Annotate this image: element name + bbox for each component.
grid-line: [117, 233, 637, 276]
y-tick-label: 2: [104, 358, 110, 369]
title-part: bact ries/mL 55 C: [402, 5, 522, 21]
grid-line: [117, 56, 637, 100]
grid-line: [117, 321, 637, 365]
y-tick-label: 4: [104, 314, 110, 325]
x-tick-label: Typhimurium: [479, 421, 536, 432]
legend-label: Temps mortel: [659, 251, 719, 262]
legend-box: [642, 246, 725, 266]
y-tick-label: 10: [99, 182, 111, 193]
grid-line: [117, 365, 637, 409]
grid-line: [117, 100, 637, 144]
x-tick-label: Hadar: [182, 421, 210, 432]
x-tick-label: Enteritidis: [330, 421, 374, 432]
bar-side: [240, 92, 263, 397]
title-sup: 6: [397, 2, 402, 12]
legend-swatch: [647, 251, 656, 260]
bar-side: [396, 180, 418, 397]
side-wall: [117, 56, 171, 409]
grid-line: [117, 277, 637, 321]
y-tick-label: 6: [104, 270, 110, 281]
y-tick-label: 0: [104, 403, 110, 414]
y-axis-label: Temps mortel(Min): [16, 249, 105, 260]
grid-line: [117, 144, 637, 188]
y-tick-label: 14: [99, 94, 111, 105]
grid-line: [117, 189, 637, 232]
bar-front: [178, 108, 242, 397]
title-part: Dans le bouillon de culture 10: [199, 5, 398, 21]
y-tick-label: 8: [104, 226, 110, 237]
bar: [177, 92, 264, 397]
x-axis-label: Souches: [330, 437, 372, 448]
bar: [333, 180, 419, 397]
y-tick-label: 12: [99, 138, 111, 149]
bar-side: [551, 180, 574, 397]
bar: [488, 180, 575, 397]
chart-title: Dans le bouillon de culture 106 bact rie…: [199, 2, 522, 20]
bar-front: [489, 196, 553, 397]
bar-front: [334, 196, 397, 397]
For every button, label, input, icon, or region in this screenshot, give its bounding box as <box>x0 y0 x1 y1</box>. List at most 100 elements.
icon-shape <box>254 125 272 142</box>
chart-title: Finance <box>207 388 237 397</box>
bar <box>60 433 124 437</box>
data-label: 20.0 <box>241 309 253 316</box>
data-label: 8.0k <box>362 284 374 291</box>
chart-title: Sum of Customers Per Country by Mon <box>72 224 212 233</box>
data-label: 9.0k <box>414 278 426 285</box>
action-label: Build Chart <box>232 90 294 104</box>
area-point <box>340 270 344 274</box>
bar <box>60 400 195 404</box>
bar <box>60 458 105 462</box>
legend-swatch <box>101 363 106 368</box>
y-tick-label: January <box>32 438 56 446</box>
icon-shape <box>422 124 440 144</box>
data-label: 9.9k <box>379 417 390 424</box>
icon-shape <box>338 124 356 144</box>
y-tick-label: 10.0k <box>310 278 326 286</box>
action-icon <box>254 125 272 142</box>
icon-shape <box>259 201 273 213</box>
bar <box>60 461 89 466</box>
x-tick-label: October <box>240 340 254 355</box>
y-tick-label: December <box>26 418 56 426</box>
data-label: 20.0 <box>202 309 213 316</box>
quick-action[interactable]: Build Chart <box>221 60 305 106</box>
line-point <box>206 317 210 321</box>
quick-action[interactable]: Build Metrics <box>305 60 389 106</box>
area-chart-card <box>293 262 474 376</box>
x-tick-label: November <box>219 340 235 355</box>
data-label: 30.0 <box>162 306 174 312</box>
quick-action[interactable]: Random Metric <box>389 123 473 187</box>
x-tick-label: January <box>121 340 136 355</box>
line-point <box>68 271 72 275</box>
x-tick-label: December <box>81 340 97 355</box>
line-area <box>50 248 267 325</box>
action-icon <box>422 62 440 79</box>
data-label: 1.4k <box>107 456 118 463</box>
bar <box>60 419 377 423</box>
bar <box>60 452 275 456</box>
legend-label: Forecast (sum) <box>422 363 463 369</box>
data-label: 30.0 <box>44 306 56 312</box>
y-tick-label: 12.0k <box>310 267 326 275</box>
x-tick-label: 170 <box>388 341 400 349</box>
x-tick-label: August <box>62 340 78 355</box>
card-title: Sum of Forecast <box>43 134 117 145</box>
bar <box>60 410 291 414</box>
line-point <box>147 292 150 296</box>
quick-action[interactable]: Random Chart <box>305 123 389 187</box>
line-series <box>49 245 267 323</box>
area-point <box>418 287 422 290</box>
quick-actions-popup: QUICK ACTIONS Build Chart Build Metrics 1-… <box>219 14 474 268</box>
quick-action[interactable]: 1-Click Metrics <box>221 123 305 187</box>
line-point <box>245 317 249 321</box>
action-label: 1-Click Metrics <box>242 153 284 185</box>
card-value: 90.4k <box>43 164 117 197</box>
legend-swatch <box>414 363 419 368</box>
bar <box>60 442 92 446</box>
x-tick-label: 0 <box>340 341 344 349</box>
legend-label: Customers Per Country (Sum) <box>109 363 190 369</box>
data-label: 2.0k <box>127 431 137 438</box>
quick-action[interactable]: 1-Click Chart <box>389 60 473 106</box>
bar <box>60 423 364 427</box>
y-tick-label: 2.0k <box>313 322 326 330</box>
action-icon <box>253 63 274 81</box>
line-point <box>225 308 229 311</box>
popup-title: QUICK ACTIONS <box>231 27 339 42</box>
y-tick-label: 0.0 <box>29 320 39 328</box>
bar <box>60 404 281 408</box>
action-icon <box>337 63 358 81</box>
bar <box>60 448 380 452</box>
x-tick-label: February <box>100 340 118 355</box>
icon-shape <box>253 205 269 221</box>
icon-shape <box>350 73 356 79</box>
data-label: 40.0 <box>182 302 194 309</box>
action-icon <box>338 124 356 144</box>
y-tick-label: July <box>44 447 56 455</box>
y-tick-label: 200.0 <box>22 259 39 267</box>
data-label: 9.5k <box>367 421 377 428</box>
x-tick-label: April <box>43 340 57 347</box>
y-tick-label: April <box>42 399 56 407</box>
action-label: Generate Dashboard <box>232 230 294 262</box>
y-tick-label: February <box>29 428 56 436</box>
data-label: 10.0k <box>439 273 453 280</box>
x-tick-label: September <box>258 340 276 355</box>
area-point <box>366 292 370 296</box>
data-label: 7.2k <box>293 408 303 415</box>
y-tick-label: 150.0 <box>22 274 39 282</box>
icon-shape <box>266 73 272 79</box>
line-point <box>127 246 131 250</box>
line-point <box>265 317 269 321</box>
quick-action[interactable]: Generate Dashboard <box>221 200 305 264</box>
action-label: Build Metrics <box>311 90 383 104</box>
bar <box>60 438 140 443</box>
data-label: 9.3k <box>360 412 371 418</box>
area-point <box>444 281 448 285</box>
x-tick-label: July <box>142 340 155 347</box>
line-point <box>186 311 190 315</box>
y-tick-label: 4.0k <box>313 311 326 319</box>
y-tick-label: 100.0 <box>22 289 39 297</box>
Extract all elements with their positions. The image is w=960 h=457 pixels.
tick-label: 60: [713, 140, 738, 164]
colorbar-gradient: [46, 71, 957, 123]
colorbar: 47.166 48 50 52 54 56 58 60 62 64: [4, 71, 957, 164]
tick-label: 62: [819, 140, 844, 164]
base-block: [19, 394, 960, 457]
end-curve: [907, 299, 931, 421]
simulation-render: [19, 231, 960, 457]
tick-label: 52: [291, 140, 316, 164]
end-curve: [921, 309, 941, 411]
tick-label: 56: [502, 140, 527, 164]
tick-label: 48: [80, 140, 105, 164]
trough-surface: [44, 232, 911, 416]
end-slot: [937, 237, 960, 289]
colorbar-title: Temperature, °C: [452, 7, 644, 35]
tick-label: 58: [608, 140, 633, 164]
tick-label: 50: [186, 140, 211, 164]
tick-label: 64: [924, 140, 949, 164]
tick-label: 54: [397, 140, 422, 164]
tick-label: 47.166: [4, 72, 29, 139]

========

> What is being asked: Write out every line of the items above, keeping each character as it appears.

> Correct output:
Annotate this image: element name + bbox for each component.
grid-line: [117, 233, 637, 276]
y-tick-label: 2: [104, 358, 110, 369]
title-part: bact ries/mL 55 C: [402, 5, 522, 21]
grid-line: [117, 56, 637, 100]
grid-line: [117, 321, 637, 365]
y-tick-label: 4: [104, 314, 110, 325]
x-tick-label: Typhimurium: [479, 421, 536, 432]
legend-label: Temps mortel: [659, 251, 719, 262]
legend-box: [642, 246, 725, 266]
y-tick-label: 10: [99, 182, 111, 193]
grid-line: [117, 365, 637, 409]
grid-line: [117, 100, 637, 144]
x-tick-label: Hadar: [182, 421, 210, 432]
x-tick-label: Enteritidis: [330, 421, 374, 432]
bar-side: [240, 92, 263, 397]
title-sup: 6: [397, 2, 402, 12]
legend-swatch: [647, 251, 656, 260]
bar-side: [396, 180, 418, 397]
side-wall: [117, 56, 171, 409]
grid-line: [117, 277, 637, 321]
y-tick-label: 6: [104, 270, 110, 281]
y-tick-label: 0: [104, 403, 110, 414]
y-axis-label: Temps mortel(Min): [16, 249, 105, 260]
grid-line: [117, 144, 637, 188]
y-tick-label: 14: [99, 94, 111, 105]
grid-line: [117, 189, 637, 232]
bar-front: [178, 108, 242, 397]
title-part: Dans le bouillon de culture 10: [199, 5, 398, 21]
y-tick-label: 8: [104, 226, 110, 237]
bar: [177, 92, 264, 397]
x-axis-label: Souches: [330, 437, 372, 448]
bar: [333, 180, 419, 397]
y-tick-label: 12: [99, 138, 111, 149]
bar-side: [551, 180, 574, 397]
bar: [488, 180, 575, 397]
chart-title: Dans le bouillon de culture 106 bact rie…: [199, 2, 522, 20]
bar-front: [489, 196, 553, 397]
bar-front: [334, 196, 397, 397]
For every button, label, input, icon, or region in this screenshot, give its bounding box as <box>x0 y0 x1 y1</box>. List at most 100 elements.
icon-shape <box>254 125 272 142</box>
chart-title: Finance <box>207 388 237 397</box>
bar <box>60 433 124 437</box>
data-label: 20.0 <box>241 309 253 316</box>
data-label: 8.0k <box>362 284 374 291</box>
chart-title: Sum of Customers Per Country by Mon <box>72 224 212 233</box>
data-label: 9.0k <box>414 278 426 285</box>
action-label: Build Chart <box>232 90 294 104</box>
area-point <box>340 270 344 274</box>
bar <box>60 400 195 404</box>
bar <box>60 458 105 462</box>
legend-swatch <box>101 363 106 368</box>
y-tick-label: January <box>32 438 56 446</box>
icon-shape <box>422 124 440 144</box>
data-label: 9.9k <box>379 417 390 424</box>
icon-shape <box>338 124 356 144</box>
y-tick-label: 10.0k <box>310 278 326 286</box>
action-icon <box>254 125 272 142</box>
icon-shape <box>259 201 273 213</box>
bar <box>60 461 89 466</box>
x-tick-label: October <box>240 340 254 355</box>
y-tick-label: December <box>26 418 56 426</box>
data-label: 20.0 <box>202 309 213 316</box>
quick-action[interactable]: Build Chart <box>221 60 305 106</box>
line-point <box>206 317 210 321</box>
quick-action[interactable]: Build Metrics <box>305 60 389 106</box>
area-chart-card <box>293 262 474 376</box>
x-tick-label: November <box>219 340 235 355</box>
data-label: 30.0 <box>162 306 174 312</box>
quick-action[interactable]: Random Metric <box>389 123 473 187</box>
x-tick-label: January <box>121 340 136 355</box>
line-point <box>68 271 72 275</box>
x-tick-label: December <box>81 340 97 355</box>
line-area <box>50 248 267 325</box>
action-icon <box>422 62 440 79</box>
data-label: 1.4k <box>107 456 118 463</box>
bar <box>60 419 377 423</box>
bar <box>60 452 275 456</box>
legend-label: Forecast (sum) <box>422 363 463 369</box>
data-label: 30.0 <box>44 306 56 312</box>
y-tick-label: 12.0k <box>310 267 326 275</box>
x-tick-label: 170 <box>388 341 400 349</box>
x-tick-label: August <box>62 340 78 355</box>
card-title: Sum of Forecast <box>43 134 117 145</box>
bar <box>60 410 291 414</box>
line-point <box>147 292 150 296</box>
quick-action[interactable]: Random Chart <box>305 123 389 187</box>
line-series <box>49 245 267 323</box>
area-point <box>418 287 422 290</box>
quick-actions-popup: QUICK ACTIONS Build Chart Build Metrics 1-… <box>219 14 474 268</box>
quick-action[interactable]: 1-Click Metrics <box>221 123 305 187</box>
line-point <box>245 317 249 321</box>
action-label: 1-Click Metrics <box>242 153 284 185</box>
card-value: 90.4k <box>43 164 117 197</box>
legend-swatch <box>414 363 419 368</box>
bar <box>60 442 92 446</box>
x-tick-label: 0 <box>340 341 344 349</box>
legend-label: Customers Per Country (Sum) <box>109 363 190 369</box>
data-label: 2.0k <box>127 431 137 438</box>
quick-action[interactable]: 1-Click Chart <box>389 60 473 106</box>
bar <box>60 423 364 427</box>
y-tick-label: 2.0k <box>313 322 326 330</box>
action-icon <box>253 63 274 81</box>
line-point <box>225 308 229 311</box>
popup-title: QUICK ACTIONS <box>231 27 339 42</box>
y-tick-label: 0.0 <box>29 320 39 328</box>
bar <box>60 404 281 408</box>
action-icon <box>337 63 358 81</box>
bar <box>60 448 380 452</box>
x-tick-label: February <box>100 340 118 355</box>
icon-shape <box>253 205 269 221</box>
icon-shape <box>350 73 356 79</box>
data-label: 40.0 <box>182 302 194 309</box>
action-icon <box>338 124 356 144</box>
y-tick-label: July <box>44 447 56 455</box>
y-tick-label: 200.0 <box>22 259 39 267</box>
data-label: 9.5k <box>367 421 377 428</box>
x-tick-label: April <box>43 340 57 347</box>
y-tick-label: April <box>42 399 56 407</box>
action-label: Generate Dashboard <box>232 230 294 262</box>
y-tick-label: February <box>29 428 56 436</box>
data-label: 10.0k <box>439 273 453 280</box>
x-tick-label: September <box>258 340 276 355</box>
area-point <box>366 292 370 296</box>
data-label: 7.2k <box>293 408 303 415</box>
y-tick-label: 150.0 <box>22 274 39 282</box>
icon-shape <box>266 73 272 79</box>
line-point <box>127 246 131 250</box>
line-point <box>265 317 269 321</box>
quick-action[interactable]: Generate Dashboard <box>221 200 305 264</box>
action-label: Build Metrics <box>311 90 383 104</box>
bar <box>60 438 140 443</box>
data-label: 9.3k <box>360 412 371 418</box>
area-point <box>444 281 448 285</box>
x-tick-label: July <box>142 340 155 347</box>
line-point <box>186 311 190 315</box>
y-tick-label: 4.0k <box>313 311 326 319</box>
y-tick-label: 100.0 <box>22 289 39 297</box>
Extract all elements with their positions. The image is w=960 h=457 pixels.
tick-label: 60: [713, 140, 738, 164]
colorbar-gradient: [46, 71, 957, 123]
colorbar: 47.166 48 50 52 54 56 58 60 62 64: [4, 71, 957, 164]
tick-label: 62: [819, 140, 844, 164]
base-block: [19, 394, 960, 457]
end-curve: [907, 299, 931, 421]
simulation-render: [19, 231, 960, 457]
tick-label: 52: [291, 140, 316, 164]
end-curve: [921, 309, 941, 411]
tick-label: 56: [502, 140, 527, 164]
tick-label: 48: [80, 140, 105, 164]
trough-surface: [44, 232, 911, 416]
end-slot: [937, 237, 960, 289]
colorbar-title: Temperature, °C: [452, 7, 644, 35]
tick-label: 58: [608, 140, 633, 164]
tick-label: 50: [186, 140, 211, 164]
tick-label: 64: [924, 140, 949, 164]
tick-label: 54: [397, 140, 422, 164]
tick-label: 47.166: [4, 72, 29, 139]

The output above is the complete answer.